- _Short task_: All the data must come back unchanged, except that pictures are left out.

- _Material for this task_:
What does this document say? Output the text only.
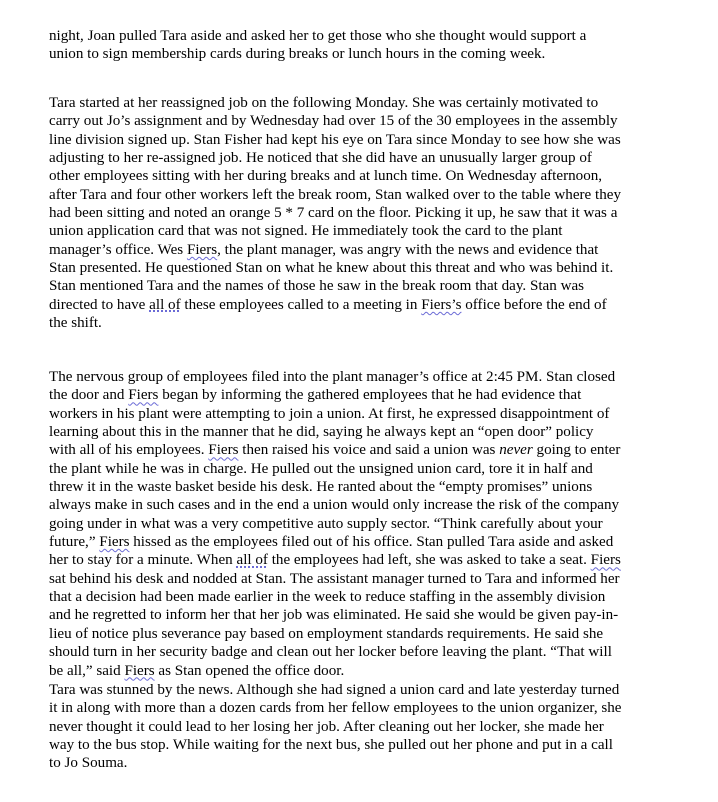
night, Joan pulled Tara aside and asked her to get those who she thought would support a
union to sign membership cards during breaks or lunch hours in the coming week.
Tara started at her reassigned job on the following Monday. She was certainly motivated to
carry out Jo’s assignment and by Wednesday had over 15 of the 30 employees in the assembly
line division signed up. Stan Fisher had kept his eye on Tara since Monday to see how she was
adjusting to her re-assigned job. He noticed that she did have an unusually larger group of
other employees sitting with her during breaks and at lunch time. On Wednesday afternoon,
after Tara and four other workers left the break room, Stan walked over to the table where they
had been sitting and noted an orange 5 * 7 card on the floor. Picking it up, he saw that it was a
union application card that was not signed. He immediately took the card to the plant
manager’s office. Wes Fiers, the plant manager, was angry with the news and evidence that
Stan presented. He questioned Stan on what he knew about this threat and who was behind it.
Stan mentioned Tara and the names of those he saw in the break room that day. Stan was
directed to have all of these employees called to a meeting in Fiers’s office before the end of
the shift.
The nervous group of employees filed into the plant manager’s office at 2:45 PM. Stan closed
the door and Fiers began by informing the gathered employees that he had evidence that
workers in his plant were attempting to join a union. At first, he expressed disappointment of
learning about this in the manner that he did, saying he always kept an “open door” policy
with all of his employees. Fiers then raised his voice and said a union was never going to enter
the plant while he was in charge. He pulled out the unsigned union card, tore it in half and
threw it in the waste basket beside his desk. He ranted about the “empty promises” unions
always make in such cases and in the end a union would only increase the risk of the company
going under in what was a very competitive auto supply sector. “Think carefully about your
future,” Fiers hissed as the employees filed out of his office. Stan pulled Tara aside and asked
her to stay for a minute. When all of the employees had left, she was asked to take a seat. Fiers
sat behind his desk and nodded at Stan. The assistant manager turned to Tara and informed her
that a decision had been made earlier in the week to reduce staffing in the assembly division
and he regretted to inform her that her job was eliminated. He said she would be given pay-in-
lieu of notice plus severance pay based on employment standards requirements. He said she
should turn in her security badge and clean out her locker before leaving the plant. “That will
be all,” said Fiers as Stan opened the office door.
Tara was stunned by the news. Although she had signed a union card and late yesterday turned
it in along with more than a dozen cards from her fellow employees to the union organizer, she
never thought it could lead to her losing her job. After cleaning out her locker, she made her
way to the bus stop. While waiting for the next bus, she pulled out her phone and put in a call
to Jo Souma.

- _Solution to the problem_:
What does this document say? Output the text only.
night, Joan pulled Tara aside and asked her to get those who she thought would support a
union to sign membership cards during breaks or lunch hours in the coming week.
Tara started at her reassigned job on the following Monday. She was certainly motivated to
carry out Jo’s assignment and by Wednesday had over 15 of the 30 employees in the assembly
line division signed up. Stan Fisher had kept his eye on Tara since Monday to see how she was
adjusting to her re-assigned job. He noticed that she did have an unusually larger group of
other employees sitting with her during breaks and at lunch time. On Wednesday afternoon,
after Tara and four other workers left the break room, Stan walked over to the table where they
had been sitting and noted an orange 5 * 7 card on the floor. Picking it up, he saw that it was a
union application card that was not signed. He immediately took the card to the plant
manager’s office. Wes Fiers, the plant manager, was angry with the news and evidence that
Stan presented. He questioned Stan on what he knew about this threat and who was behind it.
Stan mentioned Tara and the names of those he saw in the break room that day. Stan was
directed to have all of these employees called to a meeting in Fiers’s office before the end of
the shift.
The nervous group of employees filed into the plant manager’s office at 2:45 PM. Stan closed
the door and Fiers began by informing the gathered employees that he had evidence that
workers in his plant were attempting to join a union. At first, he expressed disappointment of
learning about this in the manner that he did, saying he always kept an “open door” policy
with all of his employees. Fiers then raised his voice and said a union was never going to enter
the plant while he was in charge. He pulled out the unsigned union card, tore it in half and
threw it in the waste basket beside his desk. He ranted about the “empty promises” unions
always make in such cases and in the end a union would only increase the risk of the company
going under in what was a very competitive auto supply sector. “Think carefully about your
future,” Fiers hissed as the employees filed out of his office. Stan pulled Tara aside and asked
her to stay for a minute. When all of the employees had left, she was asked to take a seat. Fiers
sat behind his desk and nodded at Stan. The assistant manager turned to Tara and informed her
that a decision had been made earlier in the week to reduce staffing in the assembly division
and he regretted to inform her that her job was eliminated. He said she would be given pay-in-
lieu of notice plus severance pay based on employment standards requirements. He said she
should turn in her security badge and clean out her locker before leaving the plant. “That will
be all,” said Fiers as Stan opened the office door.
Tara was stunned by the news. Although she had signed a union card and late yesterday turned
it in along with more than a dozen cards from her fellow employees to the union organizer, she
never thought it could lead to her losing her job. After cleaning out her locker, she made her
way to the bus stop. While waiting for the next bus, she pulled out her phone and put in a call
to Jo Souma.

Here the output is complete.